* Directive
Reproduce the listing below exactly. Pictures do not belong in the copy.

* Data provided
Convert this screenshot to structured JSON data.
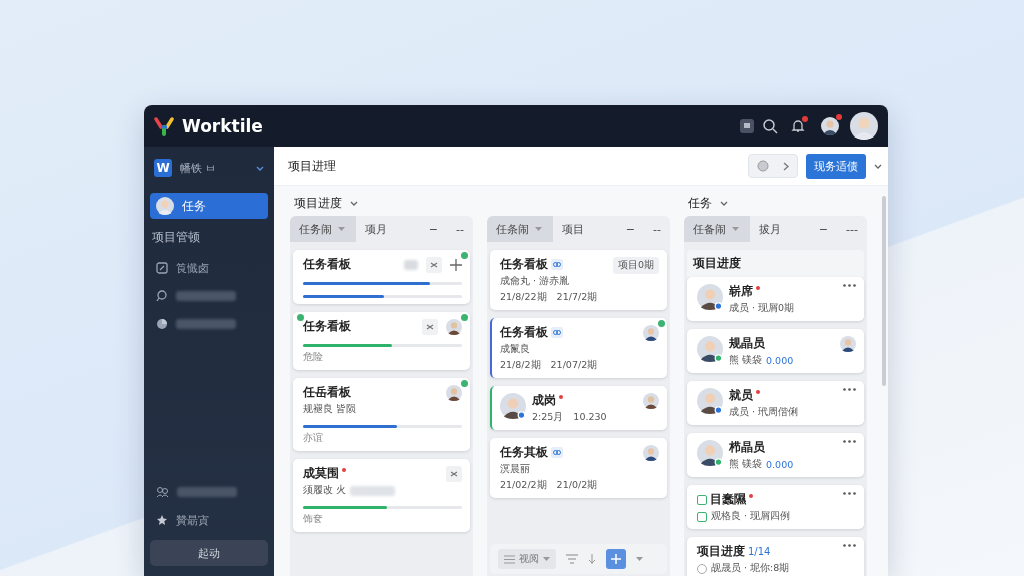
{
  "app": {
    "name": "Worktile",
    "bell_unread": true,
    "avatar_badge": true
  },
  "sidebar": {
    "workspace": {
      "letter": "W",
      "name": "幡铁 ㅂ"
    },
    "items": [
      {
        "kind": "current",
        "label": "任务",
        "selected": true
      },
      {
        "kind": "section",
        "label": "项目管顿"
      },
      {
        "kind": "edit",
        "label": "筤懴卤",
        "selected": false
      },
      {
        "kind": "chat",
        "selected": false
      },
      {
        "kind": "chart",
        "selected": false
      }
    ],
    "bottom_items": [
      {
        "kind": "people",
        "selected": false
      },
      {
        "kind": "star",
        "label": "贊朂寊",
        "selected": false
      }
    ],
    "button": "起动"
  },
  "header": {
    "title": "项目进理",
    "primary_button": "现务适债"
  },
  "columns": [
    {
      "group_title": "项目进度",
      "tabs": [
        {
          "label": "任务闹",
          "selected": true,
          "dropdown": true
        },
        {
          "label": "项月",
          "selected": false
        },
        {
          "label": "−",
          "selected": false
        },
        {
          "label": "--",
          "selected": false
        }
      ],
      "cards": [
        {
          "title": "任务看板",
          "dot": true,
          "actions": [
            {
              "kind": "blur"
            },
            {
              "kind": "tool"
            },
            {
              "kind": "plus"
            }
          ],
          "bars": [
            {
              "level": 0.8,
              "color": "#2f6fd0"
            },
            {
              "level": 0.51,
              "color": "#2f6fd0"
            }
          ]
        },
        {
          "title": "任务看板",
          "dot": true,
          "left_dot": true,
          "actions": [
            {
              "kind": "tool"
            },
            {
              "kind": "avatar"
            }
          ],
          "bars": [
            {
              "level": 0.56,
              "color": "#2fb36a"
            }
          ],
          "footer": "危险"
        },
        {
          "title": "任岳看板",
          "dot": true,
          "actions": [
            {
              "kind": "avatar"
            }
          ],
          "lines": [
            {
              "text": "规褪良 皆陨"
            }
          ],
          "bars": [
            {
              "level": 0.59,
              "color": "#2f6fd0"
            }
          ],
          "footer": "亦谊"
        },
        {
          "title": "成莫围",
          "flag": true,
          "actions": [
            {
              "kind": "tool"
            }
          ],
          "lines": [
            {
              "text": "须履改 火",
              "blur": true
            }
          ],
          "bars": [
            {
              "level": 0.53,
              "color": "#2fb36a"
            }
          ],
          "footer": "饰奁"
        }
      ]
    },
    {
      "tabs": [
        {
          "label": "任条闹",
          "selected": true,
          "dropdown": true
        },
        {
          "label": "项目",
          "selected": false
        },
        {
          "label": "−",
          "selected": false
        },
        {
          "label": "--",
          "selected": false
        }
      ],
      "cards": [
        {
          "title": "任务看板",
          "title_icon": true,
          "tag": "项目0期",
          "lines": [
            {
              "text": "成龠丸 · 游赤胤"
            },
            {
              "text": "21/8/22期　21/7/2期"
            }
          ]
        },
        {
          "title": "任务看板",
          "title_icon": true,
          "color": "#4a67d6",
          "dot": true,
          "actions": [
            {
              "kind": "avatar"
            }
          ],
          "lines": [
            {
              "text": "成鬣良"
            },
            {
              "text": "21/8/2期　21/07/2期"
            }
          ]
        },
        {
          "title": "成岗",
          "flag": true,
          "avatar": true,
          "color": "#2fb36a",
          "actions": [
            {
              "kind": "avatar"
            }
          ],
          "lines": [
            {
              "text": "2:25月　10.230"
            }
          ]
        },
        {
          "title": "任务其板",
          "title_icon": true,
          "actions": [
            {
              "kind": "avatar"
            }
          ],
          "lines": [
            {
              "text": "溟晨丽"
            },
            {
              "text": "21/02/2期　21/0/2期"
            }
          ]
        }
      ],
      "toolbar": {
        "view": "视阅"
      }
    },
    {
      "group_title": "任务",
      "tabs": [
        {
          "label": "任备闹",
          "selected": true,
          "dropdown": true
        },
        {
          "label": "拔月",
          "selected": false
        },
        {
          "label": "−",
          "selected": false
        },
        {
          "label": "---",
          "selected": false
        }
      ],
      "section": "项目进度",
      "cards": [
        {
          "title": "崭席",
          "flag": true,
          "avatar": true,
          "actions": [
            {
              "kind": "more"
            }
          ],
          "lines": [
            {
              "text": "成员 · 现屑0期"
            }
          ]
        },
        {
          "title": "规晶员",
          "avatar": true,
          "actions": [
            {
              "kind": "avatar"
            }
          ],
          "lines": [
            {
              "text": "熊 镁袋",
              "value": "0.000"
            }
          ]
        },
        {
          "title": "就员",
          "flag": true,
          "avatar": true,
          "actions": [
            {
              "kind": "more"
            }
          ],
          "lines": [
            {
              "text": "成员 · 玳周偕俐"
            }
          ]
        },
        {
          "title": "栉晶员",
          "avatar": true,
          "actions": [
            {
              "kind": "more"
            }
          ],
          "lines": [
            {
              "text": "熊 镁袋",
              "value": "0.000"
            }
          ]
        },
        {
          "title": "目蠢隰",
          "flag": true,
          "checked": false,
          "actions": [
            {
              "kind": "more"
            }
          ],
          "lines": [
            {
              "text": "观格良 · 现屑四例",
              "kind": "check",
              "checked": false
            }
          ]
        },
        {
          "title": "项目进度",
          "title_value": "1/14",
          "actions": [
            {
              "kind": "more"
            }
          ],
          "lines": [
            {
              "text": "觇晟员 · 坭你:8期",
              "kind": "radio",
              "selected": false
            }
          ]
        }
      ]
    }
  ]
}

* Complete answer
Convert this screenshot to structured JSON data.
{
  "app": {
    "name": "Worktile",
    "bell_unread": true,
    "avatar_badge": true
  },
  "sidebar": {
    "workspace": {
      "letter": "W",
      "name": "幡铁 ㅂ"
    },
    "items": [
      {
        "kind": "current",
        "label": "任务",
        "selected": true
      },
      {
        "kind": "section",
        "label": "项目管顿"
      },
      {
        "kind": "edit",
        "label": "筤懴卤",
        "selected": false
      },
      {
        "kind": "chat",
        "selected": false
      },
      {
        "kind": "chart",
        "selected": false
      }
    ],
    "bottom_items": [
      {
        "kind": "people",
        "selected": false
      },
      {
        "kind": "star",
        "label": "贊朂寊",
        "selected": false
      }
    ],
    "button": "起动"
  },
  "header": {
    "title": "项目进理",
    "primary_button": "现务适债"
  },
  "columns": [
    {
      "group_title": "项目进度",
      "tabs": [
        {
          "label": "任务闹",
          "selected": true,
          "dropdown": true
        },
        {
          "label": "项月",
          "selected": false
        },
        {
          "label": "−",
          "selected": false
        },
        {
          "label": "--",
          "selected": false
        }
      ],
      "cards": [
        {
          "title": "任务看板",
          "dot": true,
          "actions": [
            {
              "kind": "blur"
            },
            {
              "kind": "tool"
            },
            {
              "kind": "plus"
            }
          ],
          "bars": [
            {
              "level": 0.8,
              "color": "#2f6fd0"
            },
            {
              "level": 0.51,
              "color": "#2f6fd0"
            }
          ]
        },
        {
          "title": "任务看板",
          "dot": true,
          "left_dot": true,
          "actions": [
            {
              "kind": "tool"
            },
            {
              "kind": "avatar"
            }
          ],
          "bars": [
            {
              "level": 0.56,
              "color": "#2fb36a"
            }
          ],
          "footer": "危险"
        },
        {
          "title": "任岳看板",
          "dot": true,
          "actions": [
            {
              "kind": "avatar"
            }
          ],
          "lines": [
            {
              "text": "规褪良 皆陨"
            }
          ],
          "bars": [
            {
              "level": 0.59,
              "color": "#2f6fd0"
            }
          ],
          "footer": "亦谊"
        },
        {
          "title": "成莫围",
          "flag": true,
          "actions": [
            {
              "kind": "tool"
            }
          ],
          "lines": [
            {
              "text": "须履改 火",
              "blur": true
            }
          ],
          "bars": [
            {
              "level": 0.53,
              "color": "#2fb36a"
            }
          ],
          "footer": "饰奁"
        }
      ]
    },
    {
      "tabs": [
        {
          "label": "任条闹",
          "selected": true,
          "dropdown": true
        },
        {
          "label": "项目",
          "selected": false
        },
        {
          "label": "−",
          "selected": false
        },
        {
          "label": "--",
          "selected": false
        }
      ],
      "cards": [
        {
          "title": "任务看板",
          "title_icon": true,
          "tag": "项目0期",
          "lines": [
            {
              "text": "成龠丸 · 游赤胤"
            },
            {
              "text": "21/8/22期　21/7/2期"
            }
          ]
        },
        {
          "title": "任务看板",
          "title_icon": true,
          "color": "#4a67d6",
          "dot": true,
          "actions": [
            {
              "kind": "avatar"
            }
          ],
          "lines": [
            {
              "text": "成鬣良"
            },
            {
              "text": "21/8/2期　21/07/2期"
            }
          ]
        },
        {
          "title": "成岗",
          "flag": true,
          "avatar": true,
          "color": "#2fb36a",
          "actions": [
            {
              "kind": "avatar"
            }
          ],
          "lines": [
            {
              "text": "2:25月　10.230"
            }
          ]
        },
        {
          "title": "任务其板",
          "title_icon": true,
          "actions": [
            {
              "kind": "avatar"
            }
          ],
          "lines": [
            {
              "text": "溟晨丽"
            },
            {
              "text": "21/02/2期　21/0/2期"
            }
          ]
        }
      ],
      "toolbar": {
        "view": "视阅"
      }
    },
    {
      "group_title": "任务",
      "tabs": [
        {
          "label": "任备闹",
          "selected": true,
          "dropdown": true
        },
        {
          "label": "拔月",
          "selected": false
        },
        {
          "label": "−",
          "selected": false
        },
        {
          "label": "---",
          "selected": false
        }
      ],
      "section": "项目进度",
      "cards": [
        {
          "title": "崭席",
          "flag": true,
          "avatar": true,
          "actions": [
            {
              "kind": "more"
            }
          ],
          "lines": [
            {
              "text": "成员 · 现屑0期"
            }
          ]
        },
        {
          "title": "规晶员",
          "avatar": true,
          "actions": [
            {
              "kind": "avatar"
            }
          ],
          "lines": [
            {
              "text": "熊 镁袋",
              "value": "0.000"
            }
          ]
        },
        {
          "title": "就员",
          "flag": true,
          "avatar": true,
          "actions": [
            {
              "kind": "more"
            }
          ],
          "lines": [
            {
              "text": "成员 · 玳周偕俐"
            }
          ]
        },
        {
          "title": "栉晶员",
          "avatar": true,
          "actions": [
            {
              "kind": "more"
            }
          ],
          "lines": [
            {
              "text": "熊 镁袋",
              "value": "0.000"
            }
          ]
        },
        {
          "title": "目蠢隰",
          "flag": true,
          "checked": false,
          "actions": [
            {
              "kind": "more"
            }
          ],
          "lines": [
            {
              "text": "观格良 · 现屑四例",
              "kind": "check",
              "checked": false
            }
          ]
        },
        {
          "title": "项目进度",
          "title_value": "1/14",
          "actions": [
            {
              "kind": "more"
            }
          ],
          "lines": [
            {
              "text": "觇晟员 · 坭你:8期",
              "kind": "radio",
              "selected": false
            }
          ]
        }
      ]
    }
  ]
}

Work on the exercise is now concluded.